#### EXERCISE INSTRUCTIONS:
Copy the data word for word, keeping every line.

# # # #

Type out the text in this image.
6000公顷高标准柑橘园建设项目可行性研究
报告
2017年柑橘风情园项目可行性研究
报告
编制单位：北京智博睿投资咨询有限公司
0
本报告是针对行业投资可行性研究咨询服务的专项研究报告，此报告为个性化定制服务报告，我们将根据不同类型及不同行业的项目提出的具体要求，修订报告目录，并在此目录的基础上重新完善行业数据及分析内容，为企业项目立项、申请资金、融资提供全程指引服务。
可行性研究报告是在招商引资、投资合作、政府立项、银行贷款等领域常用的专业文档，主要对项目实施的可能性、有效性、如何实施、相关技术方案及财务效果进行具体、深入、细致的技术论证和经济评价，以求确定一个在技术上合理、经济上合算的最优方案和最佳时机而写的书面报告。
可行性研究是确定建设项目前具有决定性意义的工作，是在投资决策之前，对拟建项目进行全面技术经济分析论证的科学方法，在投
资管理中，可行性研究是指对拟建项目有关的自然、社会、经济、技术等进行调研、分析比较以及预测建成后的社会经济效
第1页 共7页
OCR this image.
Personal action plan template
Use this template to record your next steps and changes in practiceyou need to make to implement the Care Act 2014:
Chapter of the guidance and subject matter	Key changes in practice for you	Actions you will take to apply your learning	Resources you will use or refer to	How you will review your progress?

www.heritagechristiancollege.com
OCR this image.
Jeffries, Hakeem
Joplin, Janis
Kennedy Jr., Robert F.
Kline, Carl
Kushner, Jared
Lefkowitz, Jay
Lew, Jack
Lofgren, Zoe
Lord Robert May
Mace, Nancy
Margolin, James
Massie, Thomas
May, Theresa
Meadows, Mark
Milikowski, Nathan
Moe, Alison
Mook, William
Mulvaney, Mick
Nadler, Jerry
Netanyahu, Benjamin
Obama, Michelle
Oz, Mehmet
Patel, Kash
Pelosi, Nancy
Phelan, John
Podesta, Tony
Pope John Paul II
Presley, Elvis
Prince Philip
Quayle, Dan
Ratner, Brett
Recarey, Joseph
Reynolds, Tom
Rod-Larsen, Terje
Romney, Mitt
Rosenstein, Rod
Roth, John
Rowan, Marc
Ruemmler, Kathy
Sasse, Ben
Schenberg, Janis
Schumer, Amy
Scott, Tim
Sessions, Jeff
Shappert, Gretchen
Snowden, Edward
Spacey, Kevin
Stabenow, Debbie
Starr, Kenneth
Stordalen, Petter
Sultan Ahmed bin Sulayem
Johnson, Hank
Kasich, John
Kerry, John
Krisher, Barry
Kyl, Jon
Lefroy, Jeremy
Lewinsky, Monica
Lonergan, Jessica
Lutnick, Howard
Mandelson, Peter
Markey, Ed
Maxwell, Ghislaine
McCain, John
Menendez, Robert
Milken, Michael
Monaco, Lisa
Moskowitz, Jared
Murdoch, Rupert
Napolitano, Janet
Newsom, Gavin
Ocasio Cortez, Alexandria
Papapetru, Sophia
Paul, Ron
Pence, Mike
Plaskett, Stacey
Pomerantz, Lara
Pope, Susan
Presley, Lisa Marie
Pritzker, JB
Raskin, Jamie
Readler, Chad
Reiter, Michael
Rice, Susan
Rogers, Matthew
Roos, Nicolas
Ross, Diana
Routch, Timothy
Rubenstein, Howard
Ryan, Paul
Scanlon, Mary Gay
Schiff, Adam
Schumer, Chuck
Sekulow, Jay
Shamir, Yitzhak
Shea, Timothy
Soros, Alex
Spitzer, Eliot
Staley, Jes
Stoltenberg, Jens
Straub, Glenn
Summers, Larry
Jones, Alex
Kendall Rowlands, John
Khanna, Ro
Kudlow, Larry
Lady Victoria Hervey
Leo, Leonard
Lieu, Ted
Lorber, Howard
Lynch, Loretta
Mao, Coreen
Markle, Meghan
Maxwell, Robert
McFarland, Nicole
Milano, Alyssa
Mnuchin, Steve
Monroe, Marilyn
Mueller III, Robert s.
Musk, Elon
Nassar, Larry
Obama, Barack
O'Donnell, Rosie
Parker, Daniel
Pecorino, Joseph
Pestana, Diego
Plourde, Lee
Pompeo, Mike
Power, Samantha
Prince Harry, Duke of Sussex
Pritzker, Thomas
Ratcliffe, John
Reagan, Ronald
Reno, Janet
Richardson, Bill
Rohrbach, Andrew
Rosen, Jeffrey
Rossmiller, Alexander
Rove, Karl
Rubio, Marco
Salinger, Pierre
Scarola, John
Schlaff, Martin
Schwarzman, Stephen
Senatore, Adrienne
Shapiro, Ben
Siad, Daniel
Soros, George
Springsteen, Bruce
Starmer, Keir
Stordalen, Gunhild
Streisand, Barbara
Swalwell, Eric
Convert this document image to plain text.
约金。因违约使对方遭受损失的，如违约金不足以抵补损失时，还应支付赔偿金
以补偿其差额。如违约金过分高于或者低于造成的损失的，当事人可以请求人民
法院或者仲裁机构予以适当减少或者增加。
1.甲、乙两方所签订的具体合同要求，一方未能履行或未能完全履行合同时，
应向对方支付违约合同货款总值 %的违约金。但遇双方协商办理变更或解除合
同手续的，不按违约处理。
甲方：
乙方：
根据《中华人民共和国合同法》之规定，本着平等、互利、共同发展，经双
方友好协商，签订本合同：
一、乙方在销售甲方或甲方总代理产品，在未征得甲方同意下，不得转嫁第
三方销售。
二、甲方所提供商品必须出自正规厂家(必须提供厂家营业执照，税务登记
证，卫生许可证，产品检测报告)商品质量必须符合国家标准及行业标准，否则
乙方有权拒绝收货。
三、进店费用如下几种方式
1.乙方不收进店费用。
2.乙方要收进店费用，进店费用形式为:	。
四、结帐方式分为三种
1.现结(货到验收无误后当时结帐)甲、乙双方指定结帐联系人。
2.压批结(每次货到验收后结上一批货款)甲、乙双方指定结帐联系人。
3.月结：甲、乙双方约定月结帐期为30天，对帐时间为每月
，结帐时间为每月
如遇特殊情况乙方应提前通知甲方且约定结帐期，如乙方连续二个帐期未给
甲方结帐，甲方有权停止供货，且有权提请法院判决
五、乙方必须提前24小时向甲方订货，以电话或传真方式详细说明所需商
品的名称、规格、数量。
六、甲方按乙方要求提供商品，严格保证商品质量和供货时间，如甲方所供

# # # #

#### THE REPLY:
Type out the text in this image.
6000公顷高标准柑橘园建设项目可行性研究
报告
2017年柑橘风情园项目可行性研究
报告
编制单位：北京智博睿投资咨询有限公司
0
本报告是针对行业投资可行性研究咨询服务的专项研究报告，此报告为个性化定制服务报告，我们将根据不同类型及不同行业的项目提出的具体要求，修订报告目录，并在此目录的基础上重新完善行业数据及分析内容，为企业项目立项、申请资金、融资提供全程指引服务。
可行性研究报告是在招商引资、投资合作、政府立项、银行贷款等领域常用的专业文档，主要对项目实施的可能性、有效性、如何实施、相关技术方案及财务效果进行具体、深入、细致的技术论证和经济评价，以求确定一个在技术上合理、经济上合算的最优方案和最佳时机而写的书面报告。
可行性研究是确定建设项目前具有决定性意义的工作，是在投资决策之前，对拟建项目进行全面技术经济分析论证的科学方法，在投
资管理中，可行性研究是指对拟建项目有关的自然、社会、经济、技术等进行调研、分析比较以及预测建成后的社会经济效
第1页 共7页
OCR this image.
Personal action plan template
Use this template to record your next steps and changes in practiceyou need to make to implement the Care Act 2014:
Chapter of the guidance and subject matter	Key changes in practice for you	Actions you will take to apply your learning	Resources you will use or refer to	How you will review your progress?

www.heritagechristiancollege.com
OCR this image.
Jeffries, Hakeem
Joplin, Janis
Kennedy Jr., Robert F.
Kline, Carl
Kushner, Jared
Lefkowitz, Jay
Lew, Jack
Lofgren, Zoe
Lord Robert May
Mace, Nancy
Margolin, James
Massie, Thomas
May, Theresa
Meadows, Mark
Milikowski, Nathan
Moe, Alison
Mook, William
Mulvaney, Mick
Nadler, Jerry
Netanyahu, Benjamin
Obama, Michelle
Oz, Mehmet
Patel, Kash
Pelosi, Nancy
Phelan, John
Podesta, Tony
Pope John Paul II
Presley, Elvis
Prince Philip
Quayle, Dan
Ratner, Brett
Recarey, Joseph
Reynolds, Tom
Rod-Larsen, Terje
Romney, Mitt
Rosenstein, Rod
Roth, John
Rowan, Marc
Ruemmler, Kathy
Sasse, Ben
Schenberg, Janis
Schumer, Amy
Scott, Tim
Sessions, Jeff
Shappert, Gretchen
Snowden, Edward
Spacey, Kevin
Stabenow, Debbie
Starr, Kenneth
Stordalen, Petter
Sultan Ahmed bin Sulayem
Johnson, Hank
Kasich, John
Kerry, John
Krisher, Barry
Kyl, Jon
Lefroy, Jeremy
Lewinsky, Monica
Lonergan, Jessica
Lutnick, Howard
Mandelson, Peter
Markey, Ed
Maxwell, Ghislaine
McCain, John
Menendez, Robert
Milken, Michael
Monaco, Lisa
Moskowitz, Jared
Murdoch, Rupert
Napolitano, Janet
Newsom, Gavin
Ocasio Cortez, Alexandria
Papapetru, Sophia
Paul, Ron
Pence, Mike
Plaskett, Stacey
Pomerantz, Lara
Pope, Susan
Presley, Lisa Marie
Pritzker, JB
Raskin, Jamie
Readler, Chad
Reiter, Michael
Rice, Susan
Rogers, Matthew
Roos, Nicolas
Ross, Diana
Routch, Timothy
Rubenstein, Howard
Ryan, Paul
Scanlon, Mary Gay
Schiff, Adam
Schumer, Chuck
Sekulow, Jay
Shamir, Yitzhak
Shea, Timothy
Soros, Alex
Spitzer, Eliot
Staley, Jes
Stoltenberg, Jens
Straub, Glenn
Summers, Larry
Jones, Alex
Kendall Rowlands, John
Khanna, Ro
Kudlow, Larry
Lady Victoria Hervey
Leo, Leonard
Lieu, Ted
Lorber, Howard
Lynch, Loretta
Mao, Coreen
Markle, Meghan
Maxwell, Robert
McFarland, Nicole
Milano, Alyssa
Mnuchin, Steve
Monroe, Marilyn
Mueller III, Robert s.
Musk, Elon
Nassar, Larry
Obama, Barack
O'Donnell, Rosie
Parker, Daniel
Pecorino, Joseph
Pestana, Diego
Plourde, Lee
Pompeo, Mike
Power, Samantha
Prince Harry, Duke of Sussex
Pritzker, Thomas
Ratcliffe, John
Reagan, Ronald
Reno, Janet
Richardson, Bill
Rohrbach, Andrew
Rosen, Jeffrey
Rossmiller, Alexander
Rove, Karl
Rubio, Marco
Salinger, Pierre
Scarola, John
Schlaff, Martin
Schwarzman, Stephen
Senatore, Adrienne
Shapiro, Ben
Siad, Daniel
Soros, George
Springsteen, Bruce
Starmer, Keir
Stordalen, Gunhild
Streisand, Barbara
Swalwell, Eric
Convert this document image to plain text.
约金。因违约使对方遭受损失的，如违约金不足以抵补损失时，还应支付赔偿金
以补偿其差额。如违约金过分高于或者低于造成的损失的，当事人可以请求人民
法院或者仲裁机构予以适当减少或者增加。
1.甲、乙两方所签订的具体合同要求，一方未能履行或未能完全履行合同时，
应向对方支付违约合同货款总值 %的违约金。但遇双方协商办理变更或解除合
同手续的，不按违约处理。
甲方：
乙方：
根据《中华人民共和国合同法》之规定，本着平等、互利、共同发展，经双
方友好协商，签订本合同：
一、乙方在销售甲方或甲方总代理产品，在未征得甲方同意下，不得转嫁第
三方销售。
二、甲方所提供商品必须出自正规厂家(必须提供厂家营业执照，税务登记
证，卫生许可证，产品检测报告)商品质量必须符合国家标准及行业标准，否则
乙方有权拒绝收货。
三、进店费用如下几种方式
1.乙方不收进店费用。
2.乙方要收进店费用，进店费用形式为:	。
四、结帐方式分为三种
1.现结(货到验收无误后当时结帐)甲、乙双方指定结帐联系人。
2.压批结(每次货到验收后结上一批货款)甲、乙双方指定结帐联系人。
3.月结：甲、乙双方约定月结帐期为30天，对帐时间为每月
，结帐时间为每月
如遇特殊情况乙方应提前通知甲方且约定结帐期，如乙方连续二个帐期未给
甲方结帐，甲方有权停止供货，且有权提请法院判决
五、乙方必须提前24小时向甲方订货，以电话或传真方式详细说明所需商
品的名称、规格、数量。
六、甲方按乙方要求提供商品，严格保证商品质量和供货时间，如甲方所供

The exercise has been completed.